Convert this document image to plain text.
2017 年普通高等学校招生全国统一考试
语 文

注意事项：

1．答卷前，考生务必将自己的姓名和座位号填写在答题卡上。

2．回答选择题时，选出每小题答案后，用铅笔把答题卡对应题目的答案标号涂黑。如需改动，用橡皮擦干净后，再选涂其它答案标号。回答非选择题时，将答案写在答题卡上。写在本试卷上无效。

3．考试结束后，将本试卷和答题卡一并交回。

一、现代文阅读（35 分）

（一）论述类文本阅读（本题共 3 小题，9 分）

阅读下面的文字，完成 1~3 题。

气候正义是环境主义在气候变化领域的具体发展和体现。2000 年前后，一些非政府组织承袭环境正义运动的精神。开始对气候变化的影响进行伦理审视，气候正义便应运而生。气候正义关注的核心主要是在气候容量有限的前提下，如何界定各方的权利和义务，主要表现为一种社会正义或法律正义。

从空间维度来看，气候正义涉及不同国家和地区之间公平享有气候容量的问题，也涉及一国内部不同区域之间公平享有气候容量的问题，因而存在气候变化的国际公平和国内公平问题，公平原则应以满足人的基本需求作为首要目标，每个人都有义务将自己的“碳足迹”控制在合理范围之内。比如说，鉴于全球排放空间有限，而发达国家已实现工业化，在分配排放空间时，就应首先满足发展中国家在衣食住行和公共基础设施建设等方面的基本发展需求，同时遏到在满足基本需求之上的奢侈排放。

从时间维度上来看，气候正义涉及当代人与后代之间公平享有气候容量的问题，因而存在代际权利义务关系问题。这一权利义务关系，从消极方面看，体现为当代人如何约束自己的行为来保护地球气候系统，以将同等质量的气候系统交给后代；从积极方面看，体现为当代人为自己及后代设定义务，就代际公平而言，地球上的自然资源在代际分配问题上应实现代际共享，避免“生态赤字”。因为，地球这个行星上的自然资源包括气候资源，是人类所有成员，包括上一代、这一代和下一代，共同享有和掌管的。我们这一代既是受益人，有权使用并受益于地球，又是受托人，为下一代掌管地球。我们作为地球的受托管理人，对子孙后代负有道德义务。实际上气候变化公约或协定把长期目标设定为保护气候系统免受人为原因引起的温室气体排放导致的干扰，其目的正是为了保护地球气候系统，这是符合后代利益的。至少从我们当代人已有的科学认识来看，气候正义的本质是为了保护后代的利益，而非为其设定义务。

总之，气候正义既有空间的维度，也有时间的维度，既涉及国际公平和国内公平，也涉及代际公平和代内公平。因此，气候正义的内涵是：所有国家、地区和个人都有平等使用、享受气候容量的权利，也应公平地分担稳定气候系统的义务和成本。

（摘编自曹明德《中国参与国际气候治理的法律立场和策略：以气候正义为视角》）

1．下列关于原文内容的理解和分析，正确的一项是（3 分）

AIM OF THE TASK: Repeat the material word for word, in full.

WRITTEN ANSWER:
Convert this document image to plain text.
2017 年普通高等学校招生全国统一考试
语 文

注意事项：

1．答卷前，考生务必将自己的姓名和座位号填写在答题卡上。

2．回答选择题时，选出每小题答案后，用铅笔把答题卡对应题目的答案标号涂黑。如需改动，用橡皮擦干净后，再选涂其它答案标号。回答非选择题时，将答案写在答题卡上。写在本试卷上无效。

3．考试结束后，将本试卷和答题卡一并交回。

一、现代文阅读（35 分）

（一）论述类文本阅读（本题共 3 小题，9 分）

阅读下面的文字，完成 1~3 题。

气候正义是环境主义在气候变化领域的具体发展和体现。2000 年前后，一些非政府组织承袭环境正义运动的精神。开始对气候变化的影响进行伦理审视，气候正义便应运而生。气候正义关注的核心主要是在气候容量有限的前提下，如何界定各方的权利和义务，主要表现为一种社会正义或法律正义。

从空间维度来看，气候正义涉及不同国家和地区之间公平享有气候容量的问题，也涉及一国内部不同区域之间公平享有气候容量的问题，因而存在气候变化的国际公平和国内公平问题，公平原则应以满足人的基本需求作为首要目标，每个人都有义务将自己的“碳足迹”控制在合理范围之内。比如说，鉴于全球排放空间有限，而发达国家已实现工业化，在分配排放空间时，就应首先满足发展中国家在衣食住行和公共基础设施建设等方面的基本发展需求，同时遏到在满足基本需求之上的奢侈排放。

从时间维度上来看，气候正义涉及当代人与后代之间公平享有气候容量的问题，因而存在代际权利义务关系问题。这一权利义务关系，从消极方面看，体现为当代人如何约束自己的行为来保护地球气候系统，以将同等质量的气候系统交给后代；从积极方面看，体现为当代人为自己及后代设定义务，就代际公平而言，地球上的自然资源在代际分配问题上应实现代际共享，避免“生态赤字”。因为，地球这个行星上的自然资源包括气候资源，是人类所有成员，包括上一代、这一代和下一代，共同享有和掌管的。我们这一代既是受益人，有权使用并受益于地球，又是受托人，为下一代掌管地球。我们作为地球的受托管理人，对子孙后代负有道德义务。实际上气候变化公约或协定把长期目标设定为保护气候系统免受人为原因引起的温室气体排放导致的干扰，其目的正是为了保护地球气候系统，这是符合后代利益的。至少从我们当代人已有的科学认识来看，气候正义的本质是为了保护后代的利益，而非为其设定义务。

总之，气候正义既有空间的维度，也有时间的维度，既涉及国际公平和国内公平，也涉及代际公平和代内公平。因此，气候正义的内涵是：所有国家、地区和个人都有平等使用、享受气候容量的权利，也应公平地分担稳定气候系统的义务和成本。

（摘编自曹明德《中国参与国际气候治理的法律立场和策略：以气候正义为视角》）

1．下列关于原文内容的理解和分析，正确的一项是（3 分）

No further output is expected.